Set task> What you return should match every record exactly, with the images removed.

Exercise materials>

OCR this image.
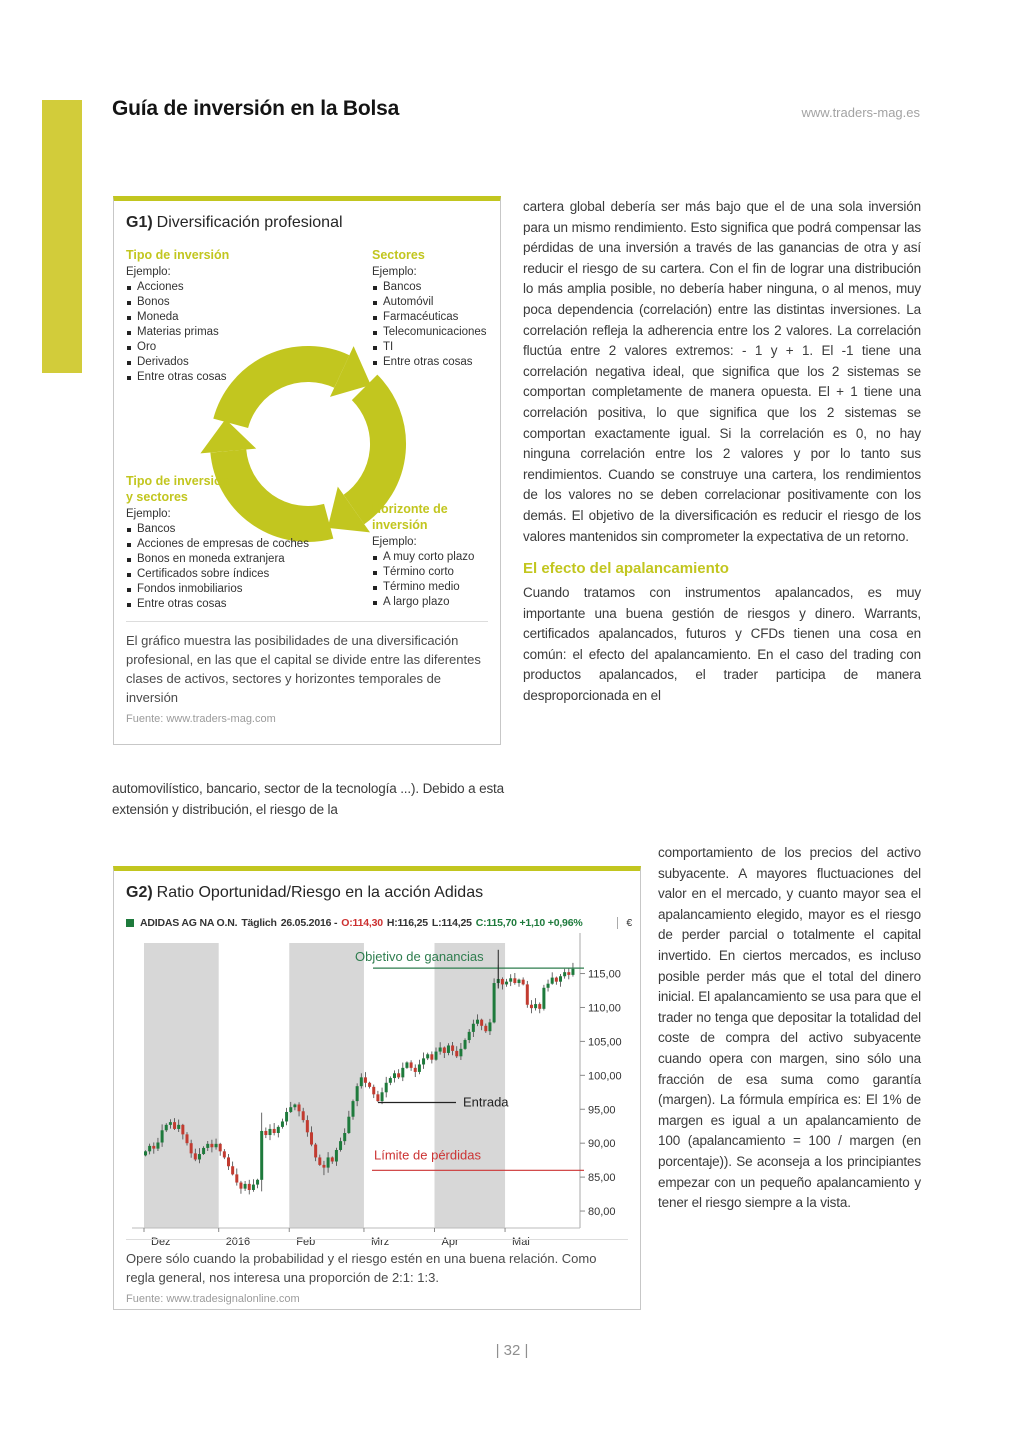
Guía de inversión en la Bolsa	www.traders-mag.es
G1) Diversificación profesional
Tipo de inversión

Ejemplo:

Acciones
Bonos
Moneda
Materias primas
Oro
Derivados
Entre otras cosas
Sectores

Ejemplo:

Bancos
Automóvil
Farmacéuticas
Telecomunicaciones
TI
Entre otras cosas
Tipo de inversión y sectores

Ejemplo:

Bancos
Acciones de empresas de coches
Bonos en moneda extranjera
Certificados sobre índices
Fondos inmobiliarios
Entre otras cosas
Horizonte de inversión

Ejemplo:

A muy corto plazo
Término corto
Término medio
A largo plazo
El gráfico muestra las posibilidades de una diversificación profesional, en las que el capital se divide entre las diferentes clases de activos, sectores y horizontes temporales de inversión
Fuente: www.traders-mag.com

automovilístico, bancario, sector de la tecnología ...). Debido a esta extensión y distribución, el riesgo de la

cartera global debería ser más bajo que el de una sola inversión para un mismo rendimiento. Esto significa que podrá compensar las pérdidas de una inversión a través de las ganancias de otra y así reducir el riesgo de su cartera. Con el fin de lograr una distribución lo más amplia posible, no debería haber ninguna, o al menos, muy poca dependencia (correlación) entre las distintas inversiones. La correlación refleja la adherencia entre los 2 valores. La correlación fluctúa entre 2 valores extremos: - 1 y + 1. El -1 tiene una correlación negativa ideal, que significa que los 2 sistemas se comportan completamente de manera opuesta. El + 1 tiene una correlación positiva, lo que significa que los 2 sistemas se comportan exactamente igual. Si la correlación es 0, no hay ninguna correlación entre los 2 valores y por lo tanto sus rendimientos. Cuando se construye una cartera, los rendimientos de los valores no se deben correlacionar positivamente con los demás. El objetivo de la diversificación es reducir el riesgo de los valores mantenidos sin comprometer la expectativa de un retorno.

El efecto del apalancamiento

Cuando tratamos con instrumentos apalancados, es muy importante una buena gestión de riesgos y dinero. Warrants, certificados apalancados, futuros y CFDs tienen una cosa en común: el efecto del apalancamiento. En el caso del trading con productos apalancados, el trader participa de manera desproporcionada en el

comportamiento de los precios del activo subyacente. A mayores fluctuaciones del valor en el mercado, y cuanto mayor sea el apalancamiento elegido, mayor es el riesgo de perder parcial o totalmente el capital invertido. En ciertos mercados, es incluso posible perder más que el total del dinero inicial. El apalancamiento se usa para que el trader no tenga que depositar la totalidad del coste de compra del activo subyacente cuando opera con margen, sino sólo una fracción de esa suma como garantía (margen). La fórmula empírica es: El 1% de margen es igual a un apalancamiento de 100 (apalancamiento = 100 / margen (en porcentaje)). Se aconseja a los principiantes empezar con un pequeño apalancamiento y tener el riesgo siempre a la vista.

G2) Ratio Oportunidad/Riesgo en la acción Adidas
ADIDAS AG NA O.N. Täglich 26.05.2016 - O:114,30 H:116,25 L:114,25 C:115,70 +1,10 +0,96%	€
115,00
110,00
105,00
100,00
95,00
90,00
85,00
80,00
Dez	2016	Feb	Mrz	Apr	Mai
Objetivo de ganancias
Entrada
Límite de pérdidas
Opere sólo cuando la probabilidad y el riesgo estén en una buena relación. Como regla general, nos interesa una proporción de 2:1: 1:3.
Fuente: www.tradesignalonline.com
| 32 |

Expected answer>
OCR this image.
Guía de inversión en la Bolsa	www.traders-mag.es
G1) Diversificación profesional
Tipo de inversión

Ejemplo:

Acciones
Bonos
Moneda
Materias primas
Oro
Derivados
Entre otras cosas
Sectores

Ejemplo:

Bancos
Automóvil
Farmacéuticas
Telecomunicaciones
TI
Entre otras cosas
Tipo de inversión y sectores

Ejemplo:

Bancos
Acciones de empresas de coches
Bonos en moneda extranjera
Certificados sobre índices
Fondos inmobiliarios
Entre otras cosas
Horizonte de inversión

Ejemplo:

A muy corto plazo
Término corto
Término medio
A largo plazo
El gráfico muestra las posibilidades de una diversificación profesional, en las que el capital se divide entre las diferentes clases de activos, sectores y horizontes temporales de inversión
Fuente: www.traders-mag.com

automovilístico, bancario, sector de la tecnología ...). Debido a esta extensión y distribución, el riesgo de la

cartera global debería ser más bajo que el de una sola inversión para un mismo rendimiento. Esto significa que podrá compensar las pérdidas de una inversión a través de las ganancias de otra y así reducir el riesgo de su cartera. Con el fin de lograr una distribución lo más amplia posible, no debería haber ninguna, o al menos, muy poca dependencia (correlación) entre las distintas inversiones. La correlación refleja la adherencia entre los 2 valores. La correlación fluctúa entre 2 valores extremos: - 1 y + 1. El -1 tiene una correlación negativa ideal, que significa que los 2 sistemas se comportan completamente de manera opuesta. El + 1 tiene una correlación positiva, lo que significa que los 2 sistemas se comportan exactamente igual. Si la correlación es 0, no hay ninguna correlación entre los 2 valores y por lo tanto sus rendimientos. Cuando se construye una cartera, los rendimientos de los valores no se deben correlacionar positivamente con los demás. El objetivo de la diversificación es reducir el riesgo de los valores mantenidos sin comprometer la expectativa de un retorno.

El efecto del apalancamiento

Cuando tratamos con instrumentos apalancados, es muy importante una buena gestión de riesgos y dinero. Warrants, certificados apalancados, futuros y CFDs tienen una cosa en común: el efecto del apalancamiento. En el caso del trading con productos apalancados, el trader participa de manera desproporcionada en el

comportamiento de los precios del activo subyacente. A mayores fluctuaciones del valor en el mercado, y cuanto mayor sea el apalancamiento elegido, mayor es el riesgo de perder parcial o totalmente el capital invertido. En ciertos mercados, es incluso posible perder más que el total del dinero inicial. El apalancamiento se usa para que el trader no tenga que depositar la totalidad del coste de compra del activo subyacente cuando opera con margen, sino sólo una fracción de esa suma como garantía (margen). La fórmula empírica es: El 1% de margen es igual a un apalancamiento de 100 (apalancamiento = 100 / margen (en porcentaje)). Se aconseja a los principiantes empezar con un pequeño apalancamiento y tener el riesgo siempre a la vista.

G2) Ratio Oportunidad/Riesgo en la acción Adidas
ADIDAS AG NA O.N. Täglich 26.05.2016 - O:114,30 H:116,25 L:114,25 C:115,70 +1,10 +0,96%	€
115,00
110,00
105,00
100,00
95,00
90,00
85,00
80,00
Dez	2016	Feb	Mrz	Apr	Mai
Objetivo de ganancias
Entrada
Límite de pérdidas
Opere sólo cuando la probabilidad y el riesgo estén en una buena relación. Como regla general, nos interesa una proporción de 2:1: 1:3.
Fuente: www.tradesignalonline.com
| 32 |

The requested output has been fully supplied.